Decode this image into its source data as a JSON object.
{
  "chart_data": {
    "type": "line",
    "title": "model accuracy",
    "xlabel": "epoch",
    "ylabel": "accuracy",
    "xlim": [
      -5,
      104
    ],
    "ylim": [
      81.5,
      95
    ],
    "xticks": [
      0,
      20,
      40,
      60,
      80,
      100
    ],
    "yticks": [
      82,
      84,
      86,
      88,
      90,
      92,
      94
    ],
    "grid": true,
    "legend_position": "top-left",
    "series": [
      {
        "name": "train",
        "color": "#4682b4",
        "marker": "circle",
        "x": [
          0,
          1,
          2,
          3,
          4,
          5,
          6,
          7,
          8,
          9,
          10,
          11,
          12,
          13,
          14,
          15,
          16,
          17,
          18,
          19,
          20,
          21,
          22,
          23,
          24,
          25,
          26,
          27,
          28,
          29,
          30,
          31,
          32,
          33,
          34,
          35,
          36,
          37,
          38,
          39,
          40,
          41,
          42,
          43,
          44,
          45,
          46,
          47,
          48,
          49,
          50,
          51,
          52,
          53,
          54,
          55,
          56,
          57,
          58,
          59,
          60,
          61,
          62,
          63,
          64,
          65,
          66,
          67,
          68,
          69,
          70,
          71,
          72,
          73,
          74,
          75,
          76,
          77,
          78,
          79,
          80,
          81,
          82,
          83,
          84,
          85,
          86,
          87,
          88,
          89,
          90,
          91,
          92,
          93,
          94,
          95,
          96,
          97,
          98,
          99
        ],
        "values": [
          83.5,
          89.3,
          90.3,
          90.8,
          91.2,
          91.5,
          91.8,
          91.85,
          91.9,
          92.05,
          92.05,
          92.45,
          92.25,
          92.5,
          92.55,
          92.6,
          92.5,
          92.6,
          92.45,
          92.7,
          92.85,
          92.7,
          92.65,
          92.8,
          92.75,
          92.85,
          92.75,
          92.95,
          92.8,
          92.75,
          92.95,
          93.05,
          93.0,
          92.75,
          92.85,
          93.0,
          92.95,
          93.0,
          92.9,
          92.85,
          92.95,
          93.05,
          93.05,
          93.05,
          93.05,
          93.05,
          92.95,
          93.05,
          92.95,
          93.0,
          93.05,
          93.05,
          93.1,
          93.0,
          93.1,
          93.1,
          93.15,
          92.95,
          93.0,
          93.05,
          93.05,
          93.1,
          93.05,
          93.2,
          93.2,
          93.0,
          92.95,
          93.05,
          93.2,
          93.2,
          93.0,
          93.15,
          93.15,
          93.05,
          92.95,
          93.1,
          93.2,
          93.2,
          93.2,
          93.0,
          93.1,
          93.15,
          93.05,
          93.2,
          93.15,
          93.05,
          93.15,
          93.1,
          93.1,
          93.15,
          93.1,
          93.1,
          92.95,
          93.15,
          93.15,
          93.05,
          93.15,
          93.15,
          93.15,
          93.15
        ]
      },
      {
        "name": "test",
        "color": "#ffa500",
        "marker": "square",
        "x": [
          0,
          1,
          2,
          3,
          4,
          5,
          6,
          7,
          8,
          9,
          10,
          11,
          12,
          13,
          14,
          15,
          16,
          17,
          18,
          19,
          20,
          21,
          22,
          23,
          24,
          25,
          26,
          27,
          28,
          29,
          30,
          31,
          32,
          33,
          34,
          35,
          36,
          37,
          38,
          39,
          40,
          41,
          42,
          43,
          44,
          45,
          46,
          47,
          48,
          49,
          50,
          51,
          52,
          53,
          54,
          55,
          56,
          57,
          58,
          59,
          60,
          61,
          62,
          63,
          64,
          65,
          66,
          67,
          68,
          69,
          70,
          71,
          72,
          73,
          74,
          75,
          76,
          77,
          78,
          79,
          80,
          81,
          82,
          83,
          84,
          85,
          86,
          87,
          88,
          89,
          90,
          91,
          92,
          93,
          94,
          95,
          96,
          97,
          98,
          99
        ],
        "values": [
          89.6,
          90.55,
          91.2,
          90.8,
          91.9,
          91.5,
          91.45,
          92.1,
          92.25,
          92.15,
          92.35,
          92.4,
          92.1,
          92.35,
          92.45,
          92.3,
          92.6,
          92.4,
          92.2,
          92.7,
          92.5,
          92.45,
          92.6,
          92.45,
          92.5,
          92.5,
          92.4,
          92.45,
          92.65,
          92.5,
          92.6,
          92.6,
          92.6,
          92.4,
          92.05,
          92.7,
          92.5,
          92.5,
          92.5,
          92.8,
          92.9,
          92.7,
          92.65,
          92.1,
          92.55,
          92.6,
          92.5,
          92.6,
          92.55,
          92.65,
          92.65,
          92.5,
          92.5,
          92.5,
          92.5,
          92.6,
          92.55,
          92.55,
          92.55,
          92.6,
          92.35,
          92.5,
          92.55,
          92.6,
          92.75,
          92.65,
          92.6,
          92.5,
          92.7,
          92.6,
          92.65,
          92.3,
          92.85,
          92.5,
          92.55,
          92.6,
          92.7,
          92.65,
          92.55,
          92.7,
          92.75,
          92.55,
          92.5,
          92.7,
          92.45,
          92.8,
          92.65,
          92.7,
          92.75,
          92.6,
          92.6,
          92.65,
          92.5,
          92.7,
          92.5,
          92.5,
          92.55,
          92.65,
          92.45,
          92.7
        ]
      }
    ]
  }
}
------------------------------
What this task involves :: Reproduce the material precisely, including every line.

Finished exercise ::
Decode this image into its source data as a JSON object.
{
  "chart_data": {
    "type": "line",
    "title": "model accuracy",
    "xlabel": "epoch",
    "ylabel": "accuracy",
    "xlim": [
      -5,
      104
    ],
    "ylim": [
      81.5,
      95
    ],
    "xticks": [
      0,
      20,
      40,
      60,
      80,
      100
    ],
    "yticks": [
      82,
      84,
      86,
      88,
      90,
      92,
      94
    ],
    "grid": true,
    "legend_position": "top-left",
    "series": [
      {
        "name": "train",
        "color": "#4682b4",
        "marker": "circle",
        "x": [
          0,
          1,
          2,
          3,
          4,
          5,
          6,
          7,
          8,
          9,
          10,
          11,
          12,
          13,
          14,
          15,
          16,
          17,
          18,
          19,
          20,
          21,
          22,
          23,
          24,
          25,
          26,
          27,
          28,
          29,
          30,
          31,
          32,
          33,
          34,
          35,
          36,
          37,
          38,
          39,
          40,
          41,
          42,
          43,
          44,
          45,
          46,
          47,
          48,
          49,
          50,
          51,
          52,
          53,
          54,
          55,
          56,
          57,
          58,
          59,
          60,
          61,
          62,
          63,
          64,
          65,
          66,
          67,
          68,
          69,
          70,
          71,
          72,
          73,
          74,
          75,
          76,
          77,
          78,
          79,
          80,
          81,
          82,
          83,
          84,
          85,
          86,
          87,
          88,
          89,
          90,
          91,
          92,
          93,
          94,
          95,
          96,
          97,
          98,
          99
        ],
        "values": [
          83.5,
          89.3,
          90.3,
          90.8,
          91.2,
          91.5,
          91.8,
          91.85,
          91.9,
          92.05,
          92.05,
          92.45,
          92.25,
          92.5,
          92.55,
          92.6,
          92.5,
          92.6,
          92.45,
          92.7,
          92.85,
          92.7,
          92.65,
          92.8,
          92.75,
          92.85,
          92.75,
          92.95,
          92.8,
          92.75,
          92.95,
          93.05,
          93.0,
          92.75,
          92.85,
          93.0,
          92.95,
          93.0,
          92.9,
          92.85,
          92.95,
          93.05,
          93.05,
          93.05,
          93.05,
          93.05,
          92.95,
          93.05,
          92.95,
          93.0,
          93.05,
          93.05,
          93.1,
          93.0,
          93.1,
          93.1,
          93.15,
          92.95,
          93.0,
          93.05,
          93.05,
          93.1,
          93.05,
          93.2,
          93.2,
          93.0,
          92.95,
          93.05,
          93.2,
          93.2,
          93.0,
          93.15,
          93.15,
          93.05,
          92.95,
          93.1,
          93.2,
          93.2,
          93.2,
          93.0,
          93.1,
          93.15,
          93.05,
          93.2,
          93.15,
          93.05,
          93.15,
          93.1,
          93.1,
          93.15,
          93.1,
          93.1,
          92.95,
          93.15,
          93.15,
          93.05,
          93.15,
          93.15,
          93.15,
          93.15
        ]
      },
      {
        "name": "test",
        "color": "#ffa500",
        "marker": "square",
        "x": [
          0,
          1,
          2,
          3,
          4,
          5,
          6,
          7,
          8,
          9,
          10,
          11,
          12,
          13,
          14,
          15,
          16,
          17,
          18,
          19,
          20,
          21,
          22,
          23,
          24,
          25,
          26,
          27,
          28,
          29,
          30,
          31,
          32,
          33,
          34,
          35,
          36,
          37,
          38,
          39,
          40,
          41,
          42,
          43,
          44,
          45,
          46,
          47,
          48,
          49,
          50,
          51,
          52,
          53,
          54,
          55,
          56,
          57,
          58,
          59,
          60,
          61,
          62,
          63,
          64,
          65,
          66,
          67,
          68,
          69,
          70,
          71,
          72,
          73,
          74,
          75,
          76,
          77,
          78,
          79,
          80,
          81,
          82,
          83,
          84,
          85,
          86,
          87,
          88,
          89,
          90,
          91,
          92,
          93,
          94,
          95,
          96,
          97,
          98,
          99
        ],
        "values": [
          89.6,
          90.55,
          91.2,
          90.8,
          91.9,
          91.5,
          91.45,
          92.1,
          92.25,
          92.15,
          92.35,
          92.4,
          92.1,
          92.35,
          92.45,
          92.3,
          92.6,
          92.4,
          92.2,
          92.7,
          92.5,
          92.45,
          92.6,
          92.45,
          92.5,
          92.5,
          92.4,
          92.45,
          92.65,
          92.5,
          92.6,
          92.6,
          92.6,
          92.4,
          92.05,
          92.7,
          92.5,
          92.5,
          92.5,
          92.8,
          92.9,
          92.7,
          92.65,
          92.1,
          92.55,
          92.6,
          92.5,
          92.6,
          92.55,
          92.65,
          92.65,
          92.5,
          92.5,
          92.5,
          92.5,
          92.6,
          92.55,
          92.55,
          92.55,
          92.6,
          92.35,
          92.5,
          92.55,
          92.6,
          92.75,
          92.65,
          92.6,
          92.5,
          92.7,
          92.6,
          92.65,
          92.3,
          92.85,
          92.5,
          92.55,
          92.6,
          92.7,
          92.65,
          92.55,
          92.7,
          92.75,
          92.55,
          92.5,
          92.7,
          92.45,
          92.8,
          92.65,
          92.7,
          92.75,
          92.6,
          92.6,
          92.65,
          92.5,
          92.7,
          92.5,
          92.5,
          92.55,
          92.65,
          92.45,
          92.7
        ]
      }
    ]
  }
}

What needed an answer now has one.